[Given exercise]
Write out the data below in full. Keep it exact.

## Begin Provided entries

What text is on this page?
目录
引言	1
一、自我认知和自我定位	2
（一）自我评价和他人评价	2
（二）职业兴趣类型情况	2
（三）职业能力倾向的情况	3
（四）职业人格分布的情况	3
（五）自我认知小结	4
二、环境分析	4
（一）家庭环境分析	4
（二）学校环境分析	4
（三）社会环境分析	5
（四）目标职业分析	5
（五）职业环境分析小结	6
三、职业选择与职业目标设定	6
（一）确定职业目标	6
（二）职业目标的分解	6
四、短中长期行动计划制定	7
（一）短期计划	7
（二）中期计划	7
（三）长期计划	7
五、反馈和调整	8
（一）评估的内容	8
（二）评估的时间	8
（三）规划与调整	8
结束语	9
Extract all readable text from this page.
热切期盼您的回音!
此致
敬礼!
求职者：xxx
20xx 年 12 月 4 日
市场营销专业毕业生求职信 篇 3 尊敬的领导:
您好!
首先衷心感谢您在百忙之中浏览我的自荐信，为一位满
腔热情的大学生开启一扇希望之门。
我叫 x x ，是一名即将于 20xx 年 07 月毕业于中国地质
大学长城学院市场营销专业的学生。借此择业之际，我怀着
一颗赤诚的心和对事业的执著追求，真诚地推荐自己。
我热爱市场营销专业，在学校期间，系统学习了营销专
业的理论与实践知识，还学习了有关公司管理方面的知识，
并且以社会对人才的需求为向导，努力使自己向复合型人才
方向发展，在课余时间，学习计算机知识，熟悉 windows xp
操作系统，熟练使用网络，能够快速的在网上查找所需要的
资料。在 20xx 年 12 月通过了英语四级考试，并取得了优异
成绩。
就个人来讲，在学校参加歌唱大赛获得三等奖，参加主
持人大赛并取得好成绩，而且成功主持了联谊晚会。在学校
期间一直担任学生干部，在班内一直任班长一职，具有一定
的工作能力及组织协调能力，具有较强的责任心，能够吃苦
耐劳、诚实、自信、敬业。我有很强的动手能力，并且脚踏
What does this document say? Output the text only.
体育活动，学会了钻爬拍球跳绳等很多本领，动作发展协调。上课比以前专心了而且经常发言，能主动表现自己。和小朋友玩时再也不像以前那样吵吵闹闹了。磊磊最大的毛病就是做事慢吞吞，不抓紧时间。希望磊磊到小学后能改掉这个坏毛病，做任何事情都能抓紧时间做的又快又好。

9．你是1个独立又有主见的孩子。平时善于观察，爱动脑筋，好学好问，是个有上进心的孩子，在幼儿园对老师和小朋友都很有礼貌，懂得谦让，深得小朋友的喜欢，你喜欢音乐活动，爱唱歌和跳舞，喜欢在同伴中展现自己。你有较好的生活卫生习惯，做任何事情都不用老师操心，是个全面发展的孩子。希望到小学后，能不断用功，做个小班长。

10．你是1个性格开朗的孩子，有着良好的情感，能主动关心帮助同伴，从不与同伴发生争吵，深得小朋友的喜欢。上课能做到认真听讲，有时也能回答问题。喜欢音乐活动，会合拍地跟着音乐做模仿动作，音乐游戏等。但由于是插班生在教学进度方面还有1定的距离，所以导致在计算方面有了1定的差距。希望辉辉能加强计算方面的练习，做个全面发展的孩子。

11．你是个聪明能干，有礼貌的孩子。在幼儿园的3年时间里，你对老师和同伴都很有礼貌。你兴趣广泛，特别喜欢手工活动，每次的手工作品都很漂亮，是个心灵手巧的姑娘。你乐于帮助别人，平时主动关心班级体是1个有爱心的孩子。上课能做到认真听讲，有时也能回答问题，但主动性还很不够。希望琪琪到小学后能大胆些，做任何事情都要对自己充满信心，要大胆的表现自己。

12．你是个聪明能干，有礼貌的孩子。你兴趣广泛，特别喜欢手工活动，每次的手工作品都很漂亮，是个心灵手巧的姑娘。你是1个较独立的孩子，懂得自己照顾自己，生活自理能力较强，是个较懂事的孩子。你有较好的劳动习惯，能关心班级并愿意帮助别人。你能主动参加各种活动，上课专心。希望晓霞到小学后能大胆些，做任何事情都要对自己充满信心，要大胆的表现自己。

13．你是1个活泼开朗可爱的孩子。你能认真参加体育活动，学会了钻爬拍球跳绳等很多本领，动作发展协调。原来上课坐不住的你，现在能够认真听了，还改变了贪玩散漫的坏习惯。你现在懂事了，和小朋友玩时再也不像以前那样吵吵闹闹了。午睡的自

## End Provided entries

[Full response]
What text is on this page?
目录
引言	1
一、自我认知和自我定位	2
（一）自我评价和他人评价	2
（二）职业兴趣类型情况	2
（三）职业能力倾向的情况	3
（四）职业人格分布的情况	3
（五）自我认知小结	4
二、环境分析	4
（一）家庭环境分析	4
（二）学校环境分析	4
（三）社会环境分析	5
（四）目标职业分析	5
（五）职业环境分析小结	6
三、职业选择与职业目标设定	6
（一）确定职业目标	6
（二）职业目标的分解	6
四、短中长期行动计划制定	7
（一）短期计划	7
（二）中期计划	7
（三）长期计划	7
五、反馈和调整	8
（一）评估的内容	8
（二）评估的时间	8
（三）规划与调整	8
结束语	9
Extract all readable text from this page.
热切期盼您的回音!
此致
敬礼!
求职者：xxx
20xx 年 12 月 4 日
市场营销专业毕业生求职信 篇 3 尊敬的领导:
您好!
首先衷心感谢您在百忙之中浏览我的自荐信，为一位满
腔热情的大学生开启一扇希望之门。
我叫 x x ，是一名即将于 20xx 年 07 月毕业于中国地质
大学长城学院市场营销专业的学生。借此择业之际，我怀着
一颗赤诚的心和对事业的执著追求，真诚地推荐自己。
我热爱市场营销专业，在学校期间，系统学习了营销专
业的理论与实践知识，还学习了有关公司管理方面的知识，
并且以社会对人才的需求为向导，努力使自己向复合型人才
方向发展，在课余时间，学习计算机知识，熟悉 windows xp
操作系统，熟练使用网络，能够快速的在网上查找所需要的
资料。在 20xx 年 12 月通过了英语四级考试，并取得了优异
成绩。
就个人来讲，在学校参加歌唱大赛获得三等奖，参加主
持人大赛并取得好成绩，而且成功主持了联谊晚会。在学校
期间一直担任学生干部，在班内一直任班长一职，具有一定
的工作能力及组织协调能力，具有较强的责任心，能够吃苦
耐劳、诚实、自信、敬业。我有很强的动手能力，并且脚踏
What does this document say? Output the text only.
体育活动，学会了钻爬拍球跳绳等很多本领，动作发展协调。上课比以前专心了而且经常发言，能主动表现自己。和小朋友玩时再也不像以前那样吵吵闹闹了。磊磊最大的毛病就是做事慢吞吞，不抓紧时间。希望磊磊到小学后能改掉这个坏毛病，做任何事情都能抓紧时间做的又快又好。

9．你是1个独立又有主见的孩子。平时善于观察，爱动脑筋，好学好问，是个有上进心的孩子，在幼儿园对老师和小朋友都很有礼貌，懂得谦让，深得小朋友的喜欢，你喜欢音乐活动，爱唱歌和跳舞，喜欢在同伴中展现自己。你有较好的生活卫生习惯，做任何事情都不用老师操心，是个全面发展的孩子。希望到小学后，能不断用功，做个小班长。

10．你是1个性格开朗的孩子，有着良好的情感，能主动关心帮助同伴，从不与同伴发生争吵，深得小朋友的喜欢。上课能做到认真听讲，有时也能回答问题。喜欢音乐活动，会合拍地跟着音乐做模仿动作，音乐游戏等。但由于是插班生在教学进度方面还有1定的距离，所以导致在计算方面有了1定的差距。希望辉辉能加强计算方面的练习，做个全面发展的孩子。

11．你是个聪明能干，有礼貌的孩子。在幼儿园的3年时间里，你对老师和同伴都很有礼貌。你兴趣广泛，特别喜欢手工活动，每次的手工作品都很漂亮，是个心灵手巧的姑娘。你乐于帮助别人，平时主动关心班级体是1个有爱心的孩子。上课能做到认真听讲，有时也能回答问题，但主动性还很不够。希望琪琪到小学后能大胆些，做任何事情都要对自己充满信心，要大胆的表现自己。

12．你是个聪明能干，有礼貌的孩子。你兴趣广泛，特别喜欢手工活动，每次的手工作品都很漂亮，是个心灵手巧的姑娘。你是1个较独立的孩子，懂得自己照顾自己，生活自理能力较强，是个较懂事的孩子。你有较好的劳动习惯，能关心班级并愿意帮助别人。你能主动参加各种活动，上课专心。希望晓霞到小学后能大胆些，做任何事情都要对自己充满信心，要大胆的表现自己。

13．你是1个活泼开朗可爱的孩子。你能认真参加体育活动，学会了钻爬拍球跳绳等很多本领，动作发展协调。原来上课坐不住的你，现在能够认真听了，还改变了贪玩散漫的坏习惯。你现在懂事了，和小朋友玩时再也不像以前那样吵吵闹闹了。午睡的自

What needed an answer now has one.